Written task ::
Give back every line exactly as it appears, pictures excluded.

Dataset extract ::
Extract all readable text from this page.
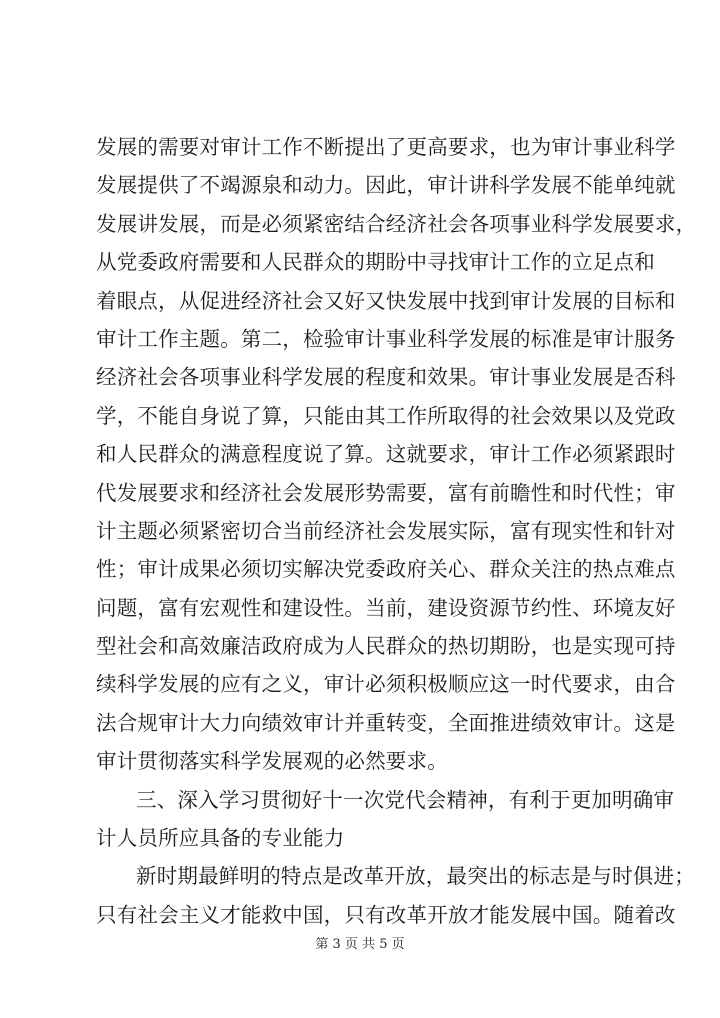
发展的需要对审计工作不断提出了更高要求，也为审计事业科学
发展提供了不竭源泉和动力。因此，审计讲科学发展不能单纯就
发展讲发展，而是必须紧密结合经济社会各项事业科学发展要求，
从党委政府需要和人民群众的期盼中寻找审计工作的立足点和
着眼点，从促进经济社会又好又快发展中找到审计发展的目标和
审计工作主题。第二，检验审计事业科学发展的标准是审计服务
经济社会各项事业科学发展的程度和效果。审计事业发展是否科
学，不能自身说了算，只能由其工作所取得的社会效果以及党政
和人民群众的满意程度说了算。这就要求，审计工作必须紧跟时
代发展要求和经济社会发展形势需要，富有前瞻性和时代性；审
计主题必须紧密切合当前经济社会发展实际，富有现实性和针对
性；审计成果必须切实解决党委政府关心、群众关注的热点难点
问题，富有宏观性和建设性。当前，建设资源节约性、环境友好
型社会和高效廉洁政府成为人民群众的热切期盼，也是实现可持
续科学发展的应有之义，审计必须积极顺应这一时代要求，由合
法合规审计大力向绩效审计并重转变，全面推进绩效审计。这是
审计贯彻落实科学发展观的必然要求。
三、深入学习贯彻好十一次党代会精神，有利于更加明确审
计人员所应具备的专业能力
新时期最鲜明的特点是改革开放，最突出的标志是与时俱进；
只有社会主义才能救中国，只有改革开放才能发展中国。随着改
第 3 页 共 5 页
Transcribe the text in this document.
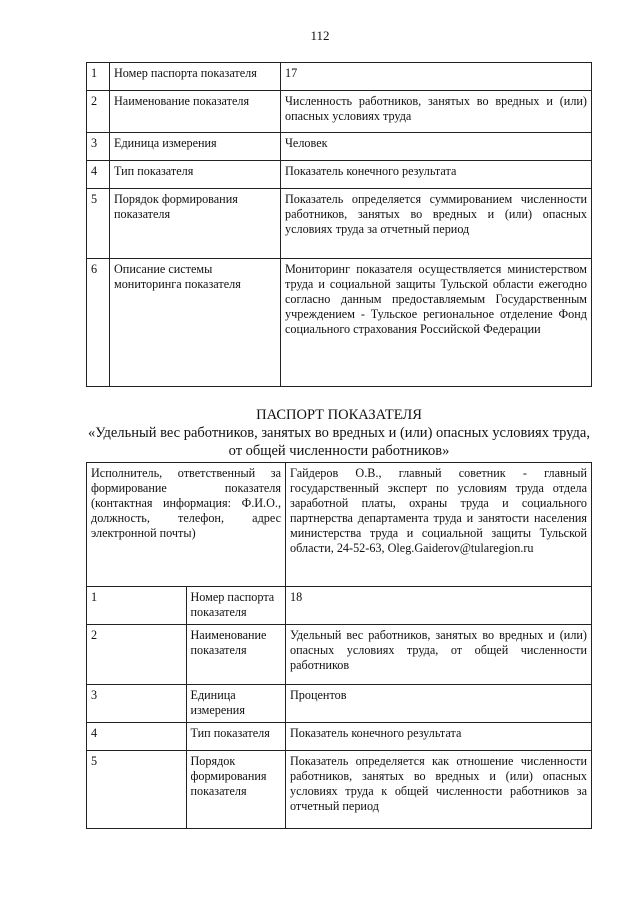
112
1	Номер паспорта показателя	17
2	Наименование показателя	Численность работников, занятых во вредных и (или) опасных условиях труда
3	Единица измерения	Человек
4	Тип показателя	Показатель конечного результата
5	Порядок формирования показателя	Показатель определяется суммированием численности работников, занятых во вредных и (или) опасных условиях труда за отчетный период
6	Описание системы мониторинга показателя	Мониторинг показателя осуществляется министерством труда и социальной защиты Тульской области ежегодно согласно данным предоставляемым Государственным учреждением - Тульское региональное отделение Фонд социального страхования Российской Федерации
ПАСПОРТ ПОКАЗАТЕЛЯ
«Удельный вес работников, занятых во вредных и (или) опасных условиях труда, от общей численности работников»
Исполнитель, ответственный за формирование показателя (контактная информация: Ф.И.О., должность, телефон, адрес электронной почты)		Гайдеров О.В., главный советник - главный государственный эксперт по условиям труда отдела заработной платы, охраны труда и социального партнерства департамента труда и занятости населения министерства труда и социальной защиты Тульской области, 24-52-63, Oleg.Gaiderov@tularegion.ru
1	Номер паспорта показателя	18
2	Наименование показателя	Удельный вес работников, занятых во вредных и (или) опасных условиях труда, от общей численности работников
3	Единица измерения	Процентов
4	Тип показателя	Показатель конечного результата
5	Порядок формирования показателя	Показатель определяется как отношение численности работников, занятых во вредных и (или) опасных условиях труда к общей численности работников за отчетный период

Written answer ::
Extract all readable text from this page.
发展的需要对审计工作不断提出了更高要求，也为审计事业科学
发展提供了不竭源泉和动力。因此，审计讲科学发展不能单纯就
发展讲发展，而是必须紧密结合经济社会各项事业科学发展要求，
从党委政府需要和人民群众的期盼中寻找审计工作的立足点和
着眼点，从促进经济社会又好又快发展中找到审计发展的目标和
审计工作主题。第二，检验审计事业科学发展的标准是审计服务
经济社会各项事业科学发展的程度和效果。审计事业发展是否科
学，不能自身说了算，只能由其工作所取得的社会效果以及党政
和人民群众的满意程度说了算。这就要求，审计工作必须紧跟时
代发展要求和经济社会发展形势需要，富有前瞻性和时代性；审
计主题必须紧密切合当前经济社会发展实际，富有现实性和针对
性；审计成果必须切实解决党委政府关心、群众关注的热点难点
问题，富有宏观性和建设性。当前，建设资源节约性、环境友好
型社会和高效廉洁政府成为人民群众的热切期盼，也是实现可持
续科学发展的应有之义，审计必须积极顺应这一时代要求，由合
法合规审计大力向绩效审计并重转变，全面推进绩效审计。这是
审计贯彻落实科学发展观的必然要求。
三、深入学习贯彻好十一次党代会精神，有利于更加明确审
计人员所应具备的专业能力
新时期最鲜明的特点是改革开放，最突出的标志是与时俱进；
只有社会主义才能救中国，只有改革开放才能发展中国。随着改
第 3 页 共 5 页
Transcribe the text in this document.
112
1	Номер паспорта показателя	17
2	Наименование показателя	Численность работников, занятых во вредных и (или) опасных условиях труда
3	Единица измерения	Человек
4	Тип показателя	Показатель конечного результата
5	Порядок формирования показателя	Показатель определяется суммированием численности работников, занятых во вредных и (или) опасных условиях труда за отчетный период
6	Описание системы мониторинга показателя	Мониторинг показателя осуществляется министерством труда и социальной защиты Тульской области ежегодно согласно данным предоставляемым Государственным учреждением - Тульское региональное отделение Фонд социального страхования Российской Федерации
ПАСПОРТ ПОКАЗАТЕЛЯ
«Удельный вес работников, занятых во вредных и (или) опасных условиях труда, от общей численности работников»
Исполнитель, ответственный за формирование показателя (контактная информация: Ф.И.О., должность, телефон, адрес электронной почты)		Гайдеров О.В., главный советник - главный государственный эксперт по условиям труда отдела заработной платы, охраны труда и социального партнерства департамента труда и занятости населения министерства труда и социальной защиты Тульской области, 24-52-63, Oleg.Gaiderov@tularegion.ru
1	Номер паспорта показателя	18
2	Наименование показателя	Удельный вес работников, занятых во вредных и (или) опасных условиях труда, от общей численности работников
3	Единица измерения	Процентов
4	Тип показателя	Показатель конечного результата
5	Порядок формирования показателя	Показатель определяется как отношение численности работников, занятых во вредных и (или) опасных условиях труда к общей численности работников за отчетный период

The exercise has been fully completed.